* **Text passage**:

[start]

CCTV data recovery on your average hard drive system.
CCTV data recovery on your average hard drive system.
Author
Discussion

The Hypno-Toad

Original Poster:

13,209 posts

230 months

Monday 11th May
quotequote all
I didn’t do this, honest guv!

We have what I would call a standard CCTV system at work for the size of our premises (8 cameras.). We need to recover some footage from just over a month ago for a legal matter and this would appear to have been erased as someone didn’t back up the footage within the monthly time limit before it is deleted off the hard drive.

Would there be any chance of any recovery if we get someone professional to have a look or would it be a waste of time. I can get the name of the system in the morning if that helps?


Harpoon

2,462 posts

239 months

Monday 11th May
quotequote all
Have you stopped recording which is probably making the recovery harder?

I'd speak to somebody like Ontrack and get a quote:

https://www.ontrack.com/en-gb/data-recovery/cctv

The Hypno-Toad

Original Poster:

13,209 posts

230 months

Monday 11th May
quotequote all
I ll ask the boss for permission to go in and turn the system off. Thanks for your help. :thumbup :

NoBrakesWC

409 posts

74 months

Monday 11th May
quotequote all
A Digital Forensic company would be able to help as they have specialist software's that they use which could locate the footage if it's still on there somewhere.

Road2Ruin

6,321 posts

241 months

Tuesday 12th May
quotequote all
I don't see why not, as long ad it hasn't been overwritten by newer data.

The Hypno-Toad

Original Poster:

13,209 posts

230 months

Tuesday 12th May
quotequote all
Thanks for your advice so far guys.

Having looked through the owners manual it mentions a Database rebuild? Would it effect the system in any other way if we did this?

Sorry to appear an utter idiot but none of this know much about this system and the only person who did has left. Doh!

[end]

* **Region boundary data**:
[start]

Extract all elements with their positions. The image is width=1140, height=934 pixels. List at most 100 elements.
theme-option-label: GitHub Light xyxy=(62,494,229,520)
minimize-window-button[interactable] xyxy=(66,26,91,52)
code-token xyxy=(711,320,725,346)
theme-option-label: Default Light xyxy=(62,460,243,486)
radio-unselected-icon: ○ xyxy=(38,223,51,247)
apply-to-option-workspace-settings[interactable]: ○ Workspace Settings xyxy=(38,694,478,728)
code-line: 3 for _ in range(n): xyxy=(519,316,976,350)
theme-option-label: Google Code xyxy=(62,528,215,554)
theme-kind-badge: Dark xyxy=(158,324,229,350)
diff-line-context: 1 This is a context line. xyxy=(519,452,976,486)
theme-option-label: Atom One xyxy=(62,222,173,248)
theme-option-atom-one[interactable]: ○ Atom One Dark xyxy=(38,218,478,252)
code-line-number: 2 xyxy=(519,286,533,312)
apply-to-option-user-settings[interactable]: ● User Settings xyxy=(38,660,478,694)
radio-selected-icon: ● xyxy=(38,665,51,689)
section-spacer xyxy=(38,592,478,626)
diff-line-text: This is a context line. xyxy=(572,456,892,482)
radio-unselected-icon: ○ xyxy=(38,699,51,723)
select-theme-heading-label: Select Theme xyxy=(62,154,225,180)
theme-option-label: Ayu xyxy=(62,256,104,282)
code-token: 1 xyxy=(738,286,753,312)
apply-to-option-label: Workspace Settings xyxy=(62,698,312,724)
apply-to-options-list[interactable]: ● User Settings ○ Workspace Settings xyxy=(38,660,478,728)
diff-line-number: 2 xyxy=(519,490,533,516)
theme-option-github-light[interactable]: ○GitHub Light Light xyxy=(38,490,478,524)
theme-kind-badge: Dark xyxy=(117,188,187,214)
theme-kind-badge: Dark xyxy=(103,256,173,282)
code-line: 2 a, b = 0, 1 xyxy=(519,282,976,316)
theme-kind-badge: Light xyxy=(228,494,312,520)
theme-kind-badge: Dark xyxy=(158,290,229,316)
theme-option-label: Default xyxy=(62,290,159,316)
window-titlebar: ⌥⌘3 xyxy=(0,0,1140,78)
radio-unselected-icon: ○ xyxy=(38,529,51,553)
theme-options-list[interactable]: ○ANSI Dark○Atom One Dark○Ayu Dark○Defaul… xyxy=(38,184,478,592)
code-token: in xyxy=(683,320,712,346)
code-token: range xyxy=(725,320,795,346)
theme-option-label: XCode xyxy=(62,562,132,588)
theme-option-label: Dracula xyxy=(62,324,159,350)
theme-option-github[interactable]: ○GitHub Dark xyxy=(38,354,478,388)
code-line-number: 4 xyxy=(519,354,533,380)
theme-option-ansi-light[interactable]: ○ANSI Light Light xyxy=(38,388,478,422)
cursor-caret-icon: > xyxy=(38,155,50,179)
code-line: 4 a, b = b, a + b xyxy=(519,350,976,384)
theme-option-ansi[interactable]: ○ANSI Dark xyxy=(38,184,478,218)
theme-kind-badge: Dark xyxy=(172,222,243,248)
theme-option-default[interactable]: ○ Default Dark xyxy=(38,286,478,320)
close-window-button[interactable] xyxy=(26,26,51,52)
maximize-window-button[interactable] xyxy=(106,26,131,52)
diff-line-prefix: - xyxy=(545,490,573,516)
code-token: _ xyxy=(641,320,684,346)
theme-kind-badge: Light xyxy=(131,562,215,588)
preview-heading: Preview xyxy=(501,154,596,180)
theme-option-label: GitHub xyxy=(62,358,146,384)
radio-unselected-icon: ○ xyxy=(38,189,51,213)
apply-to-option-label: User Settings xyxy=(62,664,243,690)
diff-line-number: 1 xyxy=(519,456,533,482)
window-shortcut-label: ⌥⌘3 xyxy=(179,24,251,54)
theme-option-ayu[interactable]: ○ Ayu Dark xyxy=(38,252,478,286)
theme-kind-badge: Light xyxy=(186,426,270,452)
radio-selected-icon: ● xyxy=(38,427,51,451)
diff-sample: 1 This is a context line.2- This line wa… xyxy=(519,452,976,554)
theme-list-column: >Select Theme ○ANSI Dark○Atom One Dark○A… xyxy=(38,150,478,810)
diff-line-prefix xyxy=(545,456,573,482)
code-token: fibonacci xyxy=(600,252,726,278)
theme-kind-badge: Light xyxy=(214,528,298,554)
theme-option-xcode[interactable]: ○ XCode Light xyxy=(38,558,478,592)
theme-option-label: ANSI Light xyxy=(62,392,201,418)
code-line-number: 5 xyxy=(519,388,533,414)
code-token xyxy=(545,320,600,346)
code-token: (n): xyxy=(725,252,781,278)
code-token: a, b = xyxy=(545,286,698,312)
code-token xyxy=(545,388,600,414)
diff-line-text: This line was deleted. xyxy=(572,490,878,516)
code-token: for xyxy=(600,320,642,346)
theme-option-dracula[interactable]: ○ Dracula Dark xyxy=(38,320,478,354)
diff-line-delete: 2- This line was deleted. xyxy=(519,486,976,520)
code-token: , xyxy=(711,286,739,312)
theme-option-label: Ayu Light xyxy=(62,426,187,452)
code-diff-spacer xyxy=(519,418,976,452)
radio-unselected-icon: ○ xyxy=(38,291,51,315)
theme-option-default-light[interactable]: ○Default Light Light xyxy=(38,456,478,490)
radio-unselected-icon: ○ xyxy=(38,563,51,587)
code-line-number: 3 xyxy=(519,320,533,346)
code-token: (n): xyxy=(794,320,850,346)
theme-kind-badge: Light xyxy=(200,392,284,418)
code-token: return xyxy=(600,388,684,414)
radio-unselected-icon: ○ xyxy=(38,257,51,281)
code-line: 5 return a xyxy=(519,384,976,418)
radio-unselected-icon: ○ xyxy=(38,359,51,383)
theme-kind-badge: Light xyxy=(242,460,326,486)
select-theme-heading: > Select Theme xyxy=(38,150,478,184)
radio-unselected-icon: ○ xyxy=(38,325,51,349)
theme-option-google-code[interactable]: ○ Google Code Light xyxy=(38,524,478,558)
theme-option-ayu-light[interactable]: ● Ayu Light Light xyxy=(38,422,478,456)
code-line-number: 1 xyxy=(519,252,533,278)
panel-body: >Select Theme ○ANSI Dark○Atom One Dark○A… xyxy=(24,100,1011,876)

[end]

* **Task details**:
Reproduce word for word the part of the CCTV data recovery thread that opens with the words containing "We have what" and closes with "the recovery harder?". Rely solely on the CCTV data recovery thread, not on the items.

* **Answer for the task**:
We have what I would call a standard CCTV system at work for the size of our premises (8 cameras.). We need to recover some footage from just over a month ago for a legal matter and this would appear to have been erased as someone didn’t back up the footage within the monthly time limit before it is deleted off the hard drive.

Would there be any chance of any recovery if we get someone professional to have a look or would it be a waste of time. I can get the name of the system in the morning if that helps?


Harpoon

2,462 posts

239 months

Monday 11th May
quotequote all
Have you stopped recording which is probably making the recovery harder?